> [Vorliegender Text]

+ + + + +

KYJIW/LONDON dpa/ap | Die Ukraine erfüllt die Voraussetzungen für EU-Beitrittsverhandlungen laut EU-Kommissionspräsidentin Ursula von der Leyen fast vollständig. „Sie haben bereits deutlich über 90 Prozent des Wegs hinter sich“, sagte von der Leyen am Samstag bei einem Besuch in Kyjiw in einer Rede vor dem ukrainischen Parlament Rada. Es seien bereits viel größere Fortschritte gemacht worden, als von einem Land im Krieg erwartet werden könnten.

„Sie führen einen existenziellen Krieg, und gleichzeitig sind Sie dabei, Ihr Land tiefgreifend zu reformieren“, sagte von der Leyen auch nach einem Treffen mit dem ukrainischen Präsidenten Wolodymyr Selenskyj. Die Ukraine habe viele Etappenziele erreicht. Von der Leyen nannte die Reform des Justizsystems, die Eindämmung des Einflusses der Oligarchen und die Bekämpfung der Geldwäsche. „Dies ist das Ergebnis harter Arbeit, und ich weiß, dass Sie dabei sind, die noch ausstehenden Reformen zu vollenden.“

Die Kommissionspräsidentin war am Samstagmorgen zu ihrem sechsten Besuch in der Ukraine seit dem russischen Angriff vor gut 20 Monaten eingetroffen. Am kommenden Mittwoch legt sie in Brüssel den Bericht zu den Reformfortschritten der Ukraine vor. Auf dieser Grundlage wollen dann im Dezember die Staats- und Regierungschefs der Europäischen Union entscheiden, ob die Beitrittsverhandlungen mit der Regierung in Kyjiw gestartet werden sollen. Die EU hatte die Ukraine schon im vergangenen Jahr wenige Monate nach der russischen Invasion zum Beitrittskandidaten gemacht.

+ + + + +

> [Bereitgestellte Einträge]
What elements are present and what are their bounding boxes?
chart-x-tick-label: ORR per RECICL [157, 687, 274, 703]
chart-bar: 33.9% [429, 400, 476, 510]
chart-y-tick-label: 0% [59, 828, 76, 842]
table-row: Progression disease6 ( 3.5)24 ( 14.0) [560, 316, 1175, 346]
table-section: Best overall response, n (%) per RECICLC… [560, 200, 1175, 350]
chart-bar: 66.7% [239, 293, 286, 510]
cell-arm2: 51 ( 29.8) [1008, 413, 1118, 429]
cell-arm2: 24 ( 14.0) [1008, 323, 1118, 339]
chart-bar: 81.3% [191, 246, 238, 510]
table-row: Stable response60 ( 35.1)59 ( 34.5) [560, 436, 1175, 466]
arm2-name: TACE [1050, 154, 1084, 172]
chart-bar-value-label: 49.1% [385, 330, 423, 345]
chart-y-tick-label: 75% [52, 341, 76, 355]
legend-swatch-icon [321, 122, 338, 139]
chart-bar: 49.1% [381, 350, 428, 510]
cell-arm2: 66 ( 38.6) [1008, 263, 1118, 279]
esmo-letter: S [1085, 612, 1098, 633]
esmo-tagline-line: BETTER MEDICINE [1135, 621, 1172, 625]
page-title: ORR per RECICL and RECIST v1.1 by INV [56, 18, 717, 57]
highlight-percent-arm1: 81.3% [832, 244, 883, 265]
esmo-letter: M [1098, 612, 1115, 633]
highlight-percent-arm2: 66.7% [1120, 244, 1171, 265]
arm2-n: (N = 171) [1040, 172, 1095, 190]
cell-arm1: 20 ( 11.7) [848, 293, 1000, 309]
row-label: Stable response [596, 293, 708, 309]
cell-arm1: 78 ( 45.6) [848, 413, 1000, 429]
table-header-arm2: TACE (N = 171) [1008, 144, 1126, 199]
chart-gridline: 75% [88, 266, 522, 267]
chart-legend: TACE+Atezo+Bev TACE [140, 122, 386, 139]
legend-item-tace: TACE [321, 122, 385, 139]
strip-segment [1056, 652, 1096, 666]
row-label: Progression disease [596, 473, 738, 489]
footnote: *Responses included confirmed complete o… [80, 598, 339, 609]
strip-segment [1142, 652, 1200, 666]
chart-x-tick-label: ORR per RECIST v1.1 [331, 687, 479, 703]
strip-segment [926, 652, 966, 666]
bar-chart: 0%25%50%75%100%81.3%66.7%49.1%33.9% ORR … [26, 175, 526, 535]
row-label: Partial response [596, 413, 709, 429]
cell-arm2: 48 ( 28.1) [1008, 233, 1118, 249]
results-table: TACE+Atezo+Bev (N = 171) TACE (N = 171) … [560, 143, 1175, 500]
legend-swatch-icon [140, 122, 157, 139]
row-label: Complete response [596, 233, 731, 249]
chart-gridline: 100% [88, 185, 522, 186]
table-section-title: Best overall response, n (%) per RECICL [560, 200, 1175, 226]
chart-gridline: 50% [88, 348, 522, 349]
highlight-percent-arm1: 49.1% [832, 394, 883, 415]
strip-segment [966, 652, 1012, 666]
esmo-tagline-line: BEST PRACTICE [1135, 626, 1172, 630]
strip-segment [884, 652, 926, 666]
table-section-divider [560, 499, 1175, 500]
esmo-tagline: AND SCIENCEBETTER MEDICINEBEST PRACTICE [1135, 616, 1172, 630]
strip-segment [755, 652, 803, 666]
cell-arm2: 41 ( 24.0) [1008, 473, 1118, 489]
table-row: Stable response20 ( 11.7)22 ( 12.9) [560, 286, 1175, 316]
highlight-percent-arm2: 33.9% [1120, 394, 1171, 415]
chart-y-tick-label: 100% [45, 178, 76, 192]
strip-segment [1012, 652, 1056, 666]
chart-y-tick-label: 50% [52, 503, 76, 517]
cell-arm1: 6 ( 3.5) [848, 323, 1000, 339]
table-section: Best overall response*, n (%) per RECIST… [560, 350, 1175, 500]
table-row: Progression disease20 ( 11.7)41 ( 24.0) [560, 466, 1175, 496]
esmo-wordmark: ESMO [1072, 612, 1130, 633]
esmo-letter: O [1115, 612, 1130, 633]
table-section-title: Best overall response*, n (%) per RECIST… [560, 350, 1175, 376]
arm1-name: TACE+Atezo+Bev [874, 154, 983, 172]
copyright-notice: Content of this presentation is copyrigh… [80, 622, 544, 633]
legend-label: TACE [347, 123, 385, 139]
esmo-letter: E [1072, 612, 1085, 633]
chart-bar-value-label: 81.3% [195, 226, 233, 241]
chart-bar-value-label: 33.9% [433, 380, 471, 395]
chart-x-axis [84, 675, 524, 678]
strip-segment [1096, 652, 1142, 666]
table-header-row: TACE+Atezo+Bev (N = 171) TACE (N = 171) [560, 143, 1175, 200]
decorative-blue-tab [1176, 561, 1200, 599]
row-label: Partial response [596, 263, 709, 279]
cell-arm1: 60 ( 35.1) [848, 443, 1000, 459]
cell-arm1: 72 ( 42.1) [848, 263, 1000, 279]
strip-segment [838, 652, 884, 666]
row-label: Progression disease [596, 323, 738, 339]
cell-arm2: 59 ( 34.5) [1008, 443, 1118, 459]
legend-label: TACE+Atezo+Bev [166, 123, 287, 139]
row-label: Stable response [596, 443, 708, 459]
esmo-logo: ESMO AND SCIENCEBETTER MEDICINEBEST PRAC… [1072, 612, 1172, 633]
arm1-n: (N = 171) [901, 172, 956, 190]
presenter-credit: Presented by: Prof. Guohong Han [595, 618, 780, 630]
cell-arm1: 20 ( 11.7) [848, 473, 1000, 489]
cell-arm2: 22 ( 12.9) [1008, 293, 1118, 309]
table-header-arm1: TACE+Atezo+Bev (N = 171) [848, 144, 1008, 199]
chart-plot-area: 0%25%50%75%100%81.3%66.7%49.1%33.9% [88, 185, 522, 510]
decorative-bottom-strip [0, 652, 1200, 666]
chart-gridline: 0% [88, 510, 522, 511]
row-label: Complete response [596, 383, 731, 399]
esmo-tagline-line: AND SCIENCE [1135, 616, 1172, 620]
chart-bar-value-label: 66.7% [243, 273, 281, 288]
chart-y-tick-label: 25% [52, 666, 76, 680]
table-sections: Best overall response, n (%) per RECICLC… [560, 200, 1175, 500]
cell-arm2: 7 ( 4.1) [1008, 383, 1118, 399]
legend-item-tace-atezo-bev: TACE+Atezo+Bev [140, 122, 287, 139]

+ + + + +

> [Kurze Übung]
Bitte gib anhand des Textes über von der Leyens Besuch in Kyjiw an, der wievielte Besuch in der Ukraine seit dem russischen Angriff dies für die Kommissionspräsidentin war.

> [Ergebnis der Aufgabe]
Es war ihr sechster Besuch in der Ukraine seit dem russischen Angriff.